* _Dataset records_
== == ==

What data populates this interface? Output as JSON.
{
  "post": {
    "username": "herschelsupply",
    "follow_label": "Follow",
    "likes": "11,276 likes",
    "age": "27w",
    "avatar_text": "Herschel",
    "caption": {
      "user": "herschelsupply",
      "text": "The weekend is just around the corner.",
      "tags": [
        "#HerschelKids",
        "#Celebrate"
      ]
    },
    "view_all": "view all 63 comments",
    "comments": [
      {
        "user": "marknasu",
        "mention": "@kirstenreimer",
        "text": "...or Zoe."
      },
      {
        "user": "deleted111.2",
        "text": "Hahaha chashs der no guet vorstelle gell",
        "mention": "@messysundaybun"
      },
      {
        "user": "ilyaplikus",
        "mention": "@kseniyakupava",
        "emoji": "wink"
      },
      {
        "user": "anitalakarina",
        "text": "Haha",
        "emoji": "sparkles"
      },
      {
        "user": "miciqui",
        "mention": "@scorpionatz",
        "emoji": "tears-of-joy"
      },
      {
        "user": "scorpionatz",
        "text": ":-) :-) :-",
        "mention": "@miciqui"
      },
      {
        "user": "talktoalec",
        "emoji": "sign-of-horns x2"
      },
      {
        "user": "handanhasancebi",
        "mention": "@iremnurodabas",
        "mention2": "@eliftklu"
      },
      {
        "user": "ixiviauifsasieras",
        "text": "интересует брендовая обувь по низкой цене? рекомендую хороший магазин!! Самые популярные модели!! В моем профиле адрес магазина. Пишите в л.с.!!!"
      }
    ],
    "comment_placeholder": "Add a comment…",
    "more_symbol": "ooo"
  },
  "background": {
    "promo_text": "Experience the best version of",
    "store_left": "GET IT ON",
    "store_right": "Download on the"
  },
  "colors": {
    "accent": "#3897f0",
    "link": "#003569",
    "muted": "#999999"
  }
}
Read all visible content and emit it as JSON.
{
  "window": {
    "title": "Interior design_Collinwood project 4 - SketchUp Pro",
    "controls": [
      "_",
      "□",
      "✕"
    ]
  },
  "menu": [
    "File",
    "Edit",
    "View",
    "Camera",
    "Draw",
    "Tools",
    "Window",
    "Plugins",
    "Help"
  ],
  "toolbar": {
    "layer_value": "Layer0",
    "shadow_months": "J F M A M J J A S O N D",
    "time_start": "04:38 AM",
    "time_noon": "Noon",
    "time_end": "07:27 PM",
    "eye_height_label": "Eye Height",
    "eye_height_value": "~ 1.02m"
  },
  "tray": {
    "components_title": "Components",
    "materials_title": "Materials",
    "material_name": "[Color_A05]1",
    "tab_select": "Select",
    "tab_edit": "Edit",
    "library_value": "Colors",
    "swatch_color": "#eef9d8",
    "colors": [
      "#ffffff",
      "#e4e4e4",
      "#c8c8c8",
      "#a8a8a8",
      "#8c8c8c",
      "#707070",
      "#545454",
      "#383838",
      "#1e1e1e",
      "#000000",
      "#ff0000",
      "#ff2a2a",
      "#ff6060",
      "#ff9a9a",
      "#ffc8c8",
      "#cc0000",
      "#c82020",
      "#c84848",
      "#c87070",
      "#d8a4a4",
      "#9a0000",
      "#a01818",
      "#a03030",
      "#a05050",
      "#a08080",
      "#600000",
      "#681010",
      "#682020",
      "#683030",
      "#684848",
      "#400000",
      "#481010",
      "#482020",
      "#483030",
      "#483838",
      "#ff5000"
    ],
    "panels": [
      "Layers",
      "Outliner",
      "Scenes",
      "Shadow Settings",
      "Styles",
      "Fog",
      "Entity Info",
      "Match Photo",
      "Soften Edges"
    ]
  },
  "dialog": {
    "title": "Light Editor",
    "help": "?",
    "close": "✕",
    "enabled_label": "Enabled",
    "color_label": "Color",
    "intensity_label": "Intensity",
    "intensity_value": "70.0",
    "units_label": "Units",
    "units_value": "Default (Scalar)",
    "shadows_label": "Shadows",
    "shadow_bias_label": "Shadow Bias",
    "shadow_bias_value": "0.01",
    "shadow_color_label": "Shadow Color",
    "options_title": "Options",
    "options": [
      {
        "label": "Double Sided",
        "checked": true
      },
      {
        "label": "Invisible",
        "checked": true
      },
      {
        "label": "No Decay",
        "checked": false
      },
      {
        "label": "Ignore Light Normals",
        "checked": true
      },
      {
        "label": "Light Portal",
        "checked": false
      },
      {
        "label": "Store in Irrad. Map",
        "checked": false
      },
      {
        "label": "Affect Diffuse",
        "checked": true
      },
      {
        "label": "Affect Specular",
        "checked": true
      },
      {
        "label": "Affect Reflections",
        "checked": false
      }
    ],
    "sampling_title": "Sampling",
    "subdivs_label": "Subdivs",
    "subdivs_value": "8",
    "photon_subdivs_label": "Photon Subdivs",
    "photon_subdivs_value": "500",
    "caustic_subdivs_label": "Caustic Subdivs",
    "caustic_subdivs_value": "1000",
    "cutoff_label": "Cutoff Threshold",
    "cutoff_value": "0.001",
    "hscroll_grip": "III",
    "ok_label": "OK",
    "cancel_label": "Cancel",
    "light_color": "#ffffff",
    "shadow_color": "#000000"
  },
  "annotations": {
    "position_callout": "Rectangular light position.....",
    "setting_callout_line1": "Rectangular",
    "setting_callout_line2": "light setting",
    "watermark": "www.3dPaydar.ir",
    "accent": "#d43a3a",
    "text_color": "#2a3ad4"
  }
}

== == ==

Your task is to transcribe the listing above in full, exactly as given.

What data populates this interface? Output as JSON.
{
  "post": {
    "username": "herschelsupply",
    "follow_label": "Follow",
    "likes": "11,276 likes",
    "age": "27w",
    "avatar_text": "Herschel",
    "caption": {
      "user": "herschelsupply",
      "text": "The weekend is just around the corner.",
      "tags": [
        "#HerschelKids",
        "#Celebrate"
      ]
    },
    "view_all": "view all 63 comments",
    "comments": [
      {
        "user": "marknasu",
        "mention": "@kirstenreimer",
        "text": "...or Zoe."
      },
      {
        "user": "deleted111.2",
        "text": "Hahaha chashs der no guet vorstelle gell",
        "mention": "@messysundaybun"
      },
      {
        "user": "ilyaplikus",
        "mention": "@kseniyakupava",
        "emoji": "wink"
      },
      {
        "user": "anitalakarina",
        "text": "Haha",
        "emoji": "sparkles"
      },
      {
        "user": "miciqui",
        "mention": "@scorpionatz",
        "emoji": "tears-of-joy"
      },
      {
        "user": "scorpionatz",
        "text": ":-) :-) :-",
        "mention": "@miciqui"
      },
      {
        "user": "talktoalec",
        "emoji": "sign-of-horns x2"
      },
      {
        "user": "handanhasancebi",
        "mention": "@iremnurodabas",
        "mention2": "@eliftklu"
      },
      {
        "user": "ixiviauifsasieras",
        "text": "интересует брендовая обувь по низкой цене? рекомендую хороший магазин!! Самые популярные модели!! В моем профиле адрес магазина. Пишите в л.с.!!!"
      }
    ],
    "comment_placeholder": "Add a comment…",
    "more_symbol": "ooo"
  },
  "background": {
    "promo_text": "Experience the best version of",
    "store_left": "GET IT ON",
    "store_right": "Download on the"
  },
  "colors": {
    "accent": "#3897f0",
    "link": "#003569",
    "muted": "#999999"
  }
}
Read all visible content and emit it as JSON.
{
  "window": {
    "title": "Interior design_Collinwood project 4 - SketchUp Pro",
    "controls": [
      "_",
      "□",
      "✕"
    ]
  },
  "menu": [
    "File",
    "Edit",
    "View",
    "Camera",
    "Draw",
    "Tools",
    "Window",
    "Plugins",
    "Help"
  ],
  "toolbar": {
    "layer_value": "Layer0",
    "shadow_months": "J F M A M J J A S O N D",
    "time_start": "04:38 AM",
    "time_noon": "Noon",
    "time_end": "07:27 PM",
    "eye_height_label": "Eye Height",
    "eye_height_value": "~ 1.02m"
  },
  "tray": {
    "components_title": "Components",
    "materials_title": "Materials",
    "material_name": "[Color_A05]1",
    "tab_select": "Select",
    "tab_edit": "Edit",
    "library_value": "Colors",
    "swatch_color": "#eef9d8",
    "colors": [
      "#ffffff",
      "#e4e4e4",
      "#c8c8c8",
      "#a8a8a8",
      "#8c8c8c",
      "#707070",
      "#545454",
      "#383838",
      "#1e1e1e",
      "#000000",
      "#ff0000",
      "#ff2a2a",
      "#ff6060",
      "#ff9a9a",
      "#ffc8c8",
      "#cc0000",
      "#c82020",
      "#c84848",
      "#c87070",
      "#d8a4a4",
      "#9a0000",
      "#a01818",
      "#a03030",
      "#a05050",
      "#a08080",
      "#600000",
      "#681010",
      "#682020",
      "#683030",
      "#684848",
      "#400000",
      "#481010",
      "#482020",
      "#483030",
      "#483838",
      "#ff5000"
    ],
    "panels": [
      "Layers",
      "Outliner",
      "Scenes",
      "Shadow Settings",
      "Styles",
      "Fog",
      "Entity Info",
      "Match Photo",
      "Soften Edges"
    ]
  },
  "dialog": {
    "title": "Light Editor",
    "help": "?",
    "close": "✕",
    "enabled_label": "Enabled",
    "color_label": "Color",
    "intensity_label": "Intensity",
    "intensity_value": "70.0",
    "units_label": "Units",
    "units_value": "Default (Scalar)",
    "shadows_label": "Shadows",
    "shadow_bias_label": "Shadow Bias",
    "shadow_bias_value": "0.01",
    "shadow_color_label": "Shadow Color",
    "options_title": "Options",
    "options": [
      {
        "label": "Double Sided",
        "checked": true
      },
      {
        "label": "Invisible",
        "checked": true
      },
      {
        "label": "No Decay",
        "checked": false
      },
      {
        "label": "Ignore Light Normals",
        "checked": true
      },
      {
        "label": "Light Portal",
        "checked": false
      },
      {
        "label": "Store in Irrad. Map",
        "checked": false
      },
      {
        "label": "Affect Diffuse",
        "checked": true
      },
      {
        "label": "Affect Specular",
        "checked": true
      },
      {
        "label": "Affect Reflections",
        "checked": false
      }
    ],
    "sampling_title": "Sampling",
    "subdivs_label": "Subdivs",
    "subdivs_value": "8",
    "photon_subdivs_label": "Photon Subdivs",
    "photon_subdivs_value": "500",
    "caustic_subdivs_label": "Caustic Subdivs",
    "caustic_subdivs_value": "1000",
    "cutoff_label": "Cutoff Threshold",
    "cutoff_value": "0.001",
    "hscroll_grip": "III",
    "ok_label": "OK",
    "cancel_label": "Cancel",
    "light_color": "#ffffff",
    "shadow_color": "#000000"
  },
  "annotations": {
    "position_callout": "Rectangular light position.....",
    "setting_callout_line1": "Rectangular",
    "setting_callout_line2": "light setting",
    "watermark": "www.3dPaydar.ir",
    "accent": "#d43a3a",
    "text_color": "#2a3ad4"
  }
}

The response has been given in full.